▶ _SET TASK_
Write out all of the lines below, exactly and completely.

[Lines of data]
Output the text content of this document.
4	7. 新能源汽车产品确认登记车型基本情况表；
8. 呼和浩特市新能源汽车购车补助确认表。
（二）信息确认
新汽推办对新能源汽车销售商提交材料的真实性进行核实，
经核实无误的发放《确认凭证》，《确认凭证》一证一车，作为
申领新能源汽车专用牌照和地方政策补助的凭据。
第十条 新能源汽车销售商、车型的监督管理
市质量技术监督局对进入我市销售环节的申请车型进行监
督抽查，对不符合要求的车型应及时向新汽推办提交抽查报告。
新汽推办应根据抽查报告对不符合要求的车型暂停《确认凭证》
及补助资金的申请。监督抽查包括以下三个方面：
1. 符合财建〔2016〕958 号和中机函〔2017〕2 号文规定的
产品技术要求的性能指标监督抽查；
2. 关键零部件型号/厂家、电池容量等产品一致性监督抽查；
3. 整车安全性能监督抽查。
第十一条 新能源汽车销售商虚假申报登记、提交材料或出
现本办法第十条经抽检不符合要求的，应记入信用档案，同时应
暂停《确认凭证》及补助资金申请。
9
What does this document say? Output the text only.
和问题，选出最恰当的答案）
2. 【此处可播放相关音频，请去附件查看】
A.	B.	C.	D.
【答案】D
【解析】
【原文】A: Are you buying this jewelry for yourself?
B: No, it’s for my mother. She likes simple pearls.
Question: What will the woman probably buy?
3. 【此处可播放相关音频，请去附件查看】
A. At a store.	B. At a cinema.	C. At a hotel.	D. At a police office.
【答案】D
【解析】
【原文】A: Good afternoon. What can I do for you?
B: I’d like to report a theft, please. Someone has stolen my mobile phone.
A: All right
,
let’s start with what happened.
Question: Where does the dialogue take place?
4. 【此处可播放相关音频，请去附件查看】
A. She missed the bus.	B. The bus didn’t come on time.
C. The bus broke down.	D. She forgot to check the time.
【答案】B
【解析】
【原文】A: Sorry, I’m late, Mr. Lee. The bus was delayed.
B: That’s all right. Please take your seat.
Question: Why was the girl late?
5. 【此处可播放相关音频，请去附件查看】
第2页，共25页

▶ _EXPECTED ANSWER_
Output the text content of this document.
4	7. 新能源汽车产品确认登记车型基本情况表；
8. 呼和浩特市新能源汽车购车补助确认表。
（二）信息确认
新汽推办对新能源汽车销售商提交材料的真实性进行核实，
经核实无误的发放《确认凭证》，《确认凭证》一证一车，作为
申领新能源汽车专用牌照和地方政策补助的凭据。
第十条 新能源汽车销售商、车型的监督管理
市质量技术监督局对进入我市销售环节的申请车型进行监
督抽查，对不符合要求的车型应及时向新汽推办提交抽查报告。
新汽推办应根据抽查报告对不符合要求的车型暂停《确认凭证》
及补助资金的申请。监督抽查包括以下三个方面：
1. 符合财建〔2016〕958 号和中机函〔2017〕2 号文规定的
产品技术要求的性能指标监督抽查；
2. 关键零部件型号/厂家、电池容量等产品一致性监督抽查；
3. 整车安全性能监督抽查。
第十一条 新能源汽车销售商虚假申报登记、提交材料或出
现本办法第十条经抽检不符合要求的，应记入信用档案，同时应
暂停《确认凭证》及补助资金申请。
9
What does this document say? Output the text only.
和问题，选出最恰当的答案）
2. 【此处可播放相关音频，请去附件查看】
A.	B.	C.	D.
【答案】D
【解析】
【原文】A: Are you buying this jewelry for yourself?
B: No, it’s for my mother. She likes simple pearls.
Question: What will the woman probably buy?
3. 【此处可播放相关音频，请去附件查看】
A. At a store.	B. At a cinema.	C. At a hotel.	D. At a police office.
【答案】D
【解析】
【原文】A: Good afternoon. What can I do for you?
B: I’d like to report a theft, please. Someone has stolen my mobile phone.
A: All right
,
let’s start with what happened.
Question: Where does the dialogue take place?
4. 【此处可播放相关音频，请去附件查看】
A. She missed the bus.	B. The bus didn’t come on time.
C. The bus broke down.	D. She forgot to check the time.
【答案】B
【解析】
【原文】A: Sorry, I’m late, Mr. Lee. The bus was delayed.
B: That’s all right. Please take your seat.
Question: Why was the girl late?
5. 【此处可播放相关音频，请去附件查看】
第2页，共25页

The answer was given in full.